■ What the exercise asks ■
Output every line exactly as written. Leave out pictures.

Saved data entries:
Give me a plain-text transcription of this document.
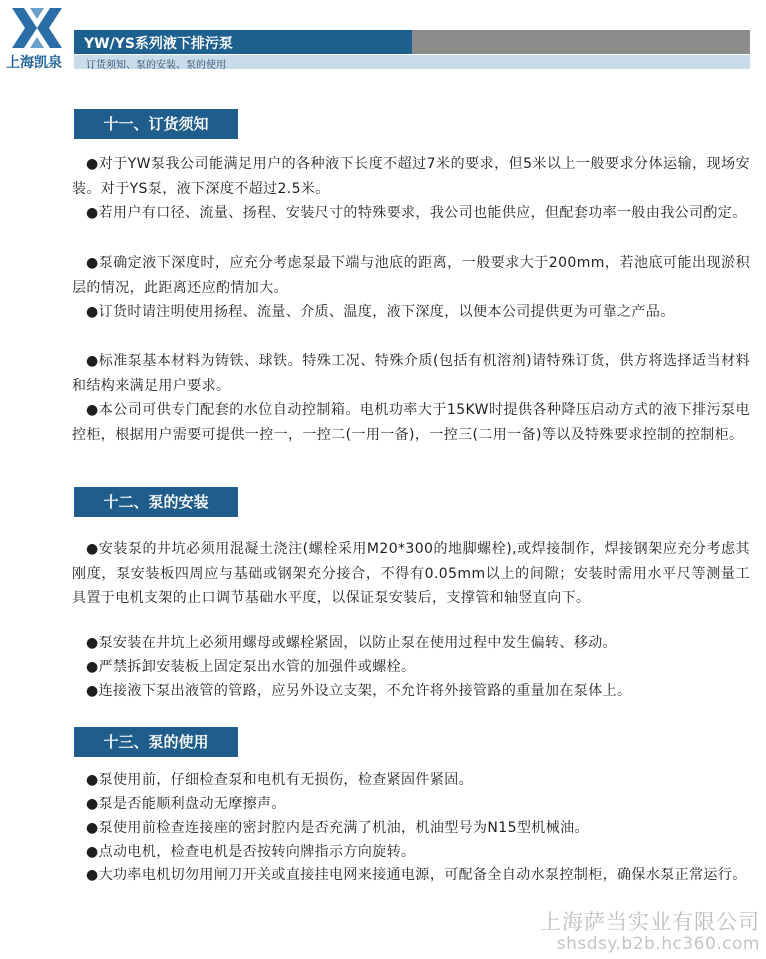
上海凯泉
YW/YS系列液下排污泵
订货须知、泵的安装、泵的使用
十一、订货须知

●对于YW泵我公司能满足用户的各种液下长度不超过7米的要求，但5米以上一般要求分体运输，现场安装。对于YS泵，液下深度不超过2.5米。

●若用户有口径、流量、扬程、安装尺寸的特殊要求，我公司也能供应，但配套功率一般由我公司酌定。

●泵确定液下深度时，应充分考虑泵最下端与池底的距离，一般要求大于200mm，若池底可能出现淤积层的情况，此距离还应酌情加大。

●订货时请注明使用扬程、流量、介质、温度，液下深度，以便本公司提供更为可靠之产品。

●标准泵基本材料为铸铁、球铁。特殊工况、特殊介质(包括有机溶剂)请特殊订货，供方将选择适当材料和结构来满足用户要求。

●本公司可供专门配套的水位自动控制箱。电机功率大于15KW时提供各种降压启动方式的液下排污泵电控柜，根据用户需要可提供一控一，一控二(一用一备)，一控三(二用一备)等以及特殊要求控制的控制柜。

十二、泵的安装

●安装泵的井坑必须用混凝土浇注(螺栓采用M20*300的地脚螺栓),或焊接制作，焊接钢架应充分考虑其刚度，泵安装板四周应与基础或钢架充分接合，不得有0.05mm以上的间隙；安装时需用水平尺等测量工具置于电机支架的止口调节基础水平度，以保证泵安装后，支撑管和轴竖直向下。

●泵安装在井坑上必须用螺母或螺栓紧固，以防止泵在使用过程中发生偏转、移动。

●严禁拆卸安装板上固定泵出水管的加强件或螺栓。

●连接液下泵出液管的管路，应另外设立支架，不允许将外接管路的重量加在泵体上。

十三、泵的使用

●泵使用前，仔细检查泵和电机有无损伤，检查紧固件紧固。

●泵是否能顺利盘动无摩擦声。

●泵使用前检查连接座的密封腔内是否充满了机油，机油型号为N15型机械油。

●点动电机，检查电机是否按转向牌指示方向旋转。

●大功率电机切勿用闸刀开关或直接挂电网来接通电源，可配备全自动水泵控制柜，确保水泵正常运行。

上海萨当实业有限公司
shsdsy.b2b.hc360.com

■ Result of this exercise ■
Give me a plain-text transcription of this document.
上海凯泉
YW/YS系列液下排污泵
订货须知、泵的安装、泵的使用
十一、订货须知

●对于YW泵我公司能满足用户的各种液下长度不超过7米的要求，但5米以上一般要求分体运输，现场安装。对于YS泵，液下深度不超过2.5米。

●若用户有口径、流量、扬程、安装尺寸的特殊要求，我公司也能供应，但配套功率一般由我公司酌定。

●泵确定液下深度时，应充分考虑泵最下端与池底的距离，一般要求大于200mm，若池底可能出现淤积层的情况，此距离还应酌情加大。

●订货时请注明使用扬程、流量、介质、温度，液下深度，以便本公司提供更为可靠之产品。

●标准泵基本材料为铸铁、球铁。特殊工况、特殊介质(包括有机溶剂)请特殊订货，供方将选择适当材料和结构来满足用户要求。

●本公司可供专门配套的水位自动控制箱。电机功率大于15KW时提供各种降压启动方式的液下排污泵电控柜，根据用户需要可提供一控一，一控二(一用一备)，一控三(二用一备)等以及特殊要求控制的控制柜。

十二、泵的安装

●安装泵的井坑必须用混凝土浇注(螺栓采用M20*300的地脚螺栓),或焊接制作，焊接钢架应充分考虑其刚度，泵安装板四周应与基础或钢架充分接合，不得有0.05mm以上的间隙；安装时需用水平尺等测量工具置于电机支架的止口调节基础水平度，以保证泵安装后，支撑管和轴竖直向下。

●泵安装在井坑上必须用螺母或螺栓紧固，以防止泵在使用过程中发生偏转、移动。

●严禁拆卸安装板上固定泵出水管的加强件或螺栓。

●连接液下泵出液管的管路，应另外设立支架，不允许将外接管路的重量加在泵体上。

十三、泵的使用

●泵使用前，仔细检查泵和电机有无损伤，检查紧固件紧固。

●泵是否能顺利盘动无摩擦声。

●泵使用前检查连接座的密封腔内是否充满了机油，机油型号为N15型机械油。

●点动电机，检查电机是否按转向牌指示方向旋转。

●大功率电机切勿用闸刀开关或直接挂电网来接通电源，可配备全自动水泵控制柜，确保水泵正常运行。

上海萨当实业有限公司
shsdsy.b2b.hc360.com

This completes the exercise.